§ WHAT YOU WILL DO
Each entry below is to be given again word for word, with no pictures.

**** INPUT ROWS

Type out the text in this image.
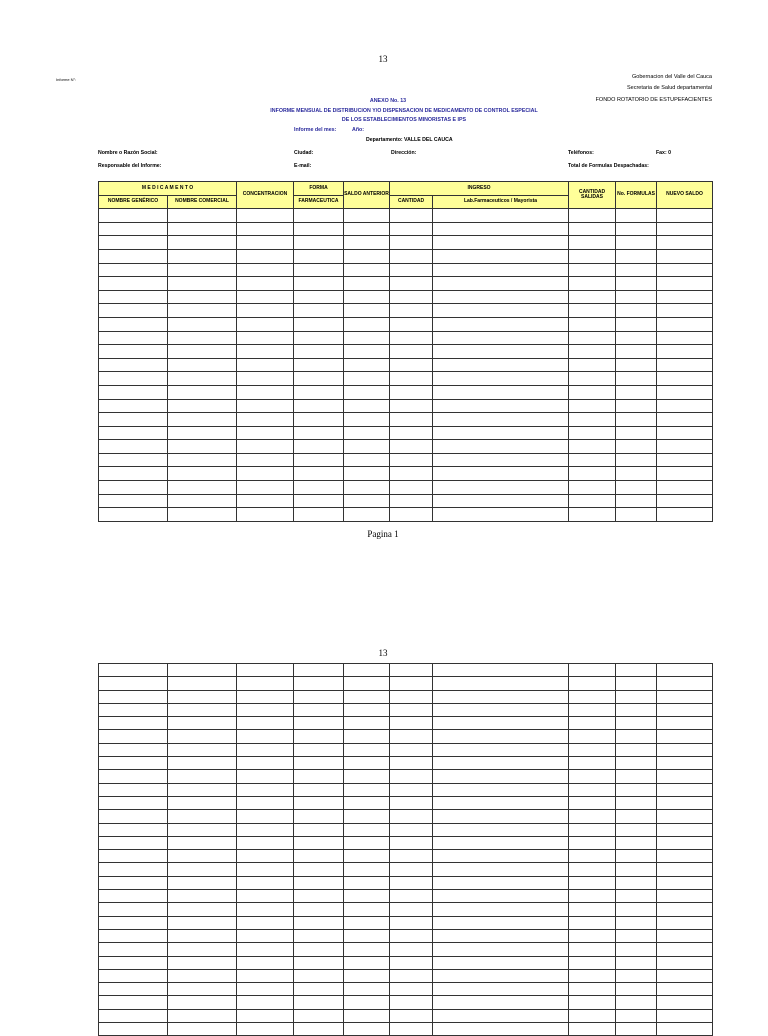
13
Informe N°:	Gobernacion del Valle del Cauca
Secretaria de Salud departamental
FONDO ROTATORIO DE ESTUPEFACIENTES
ANEXO No. 13
INFORME MENSUAL DE DISTRIBUCION Y/O DISPENSACION DE MEDICAMENTO DE CONTROL ESPECIAL
DE LOS ESTABLECIMIENTOS MINORISTAS E IPS
Informe del mes:	Año:
Departamento: VALLE DEL CAUCA
Nombre o Razón Social:	Ciudad:	Dirección:	Teléfonos:	Fax: 0
Responsable del Informe:	E-mail:	Total de Formulas Despachadas:
M E D I C A M E N T O		CONCENTRACION	FORMA	SALDO ANTERIOR	INGRESO		CANTIDAD SALIDAS	No. FORMULAS	NUEVO SALDO
NOMBRE GENÉRICO	NOMBRE COMERCIAL		FARMACEUTICA		CANTIDAD	Lab.Farmaceuticos / Mayorista			

Pagina 1
13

********

§ WORKED SOLUTION
Type out the text in this image.
13
Informe N°:	Gobernacion del Valle del Cauca
Secretaria de Salud departamental
FONDO ROTATORIO DE ESTUPEFACIENTES
ANEXO No. 13
INFORME MENSUAL DE DISTRIBUCION Y/O DISPENSACION DE MEDICAMENTO DE CONTROL ESPECIAL
DE LOS ESTABLECIMIENTOS MINORISTAS E IPS
Informe del mes:	Año:
Departamento: VALLE DEL CAUCA
Nombre o Razón Social:	Ciudad:	Dirección:	Teléfonos:	Fax: 0
Responsable del Informe:	E-mail:	Total de Formulas Despachadas:
M E D I C A M E N T O		CONCENTRACION	FORMA	SALDO ANTERIOR	INGRESO		CANTIDAD SALIDAS	No. FORMULAS	NUEVO SALDO
NOMBRE GENÉRICO	NOMBRE COMERCIAL		FARMACEUTICA		CANTIDAD	Lab.Farmaceuticos / Mayorista			

Pagina 1
13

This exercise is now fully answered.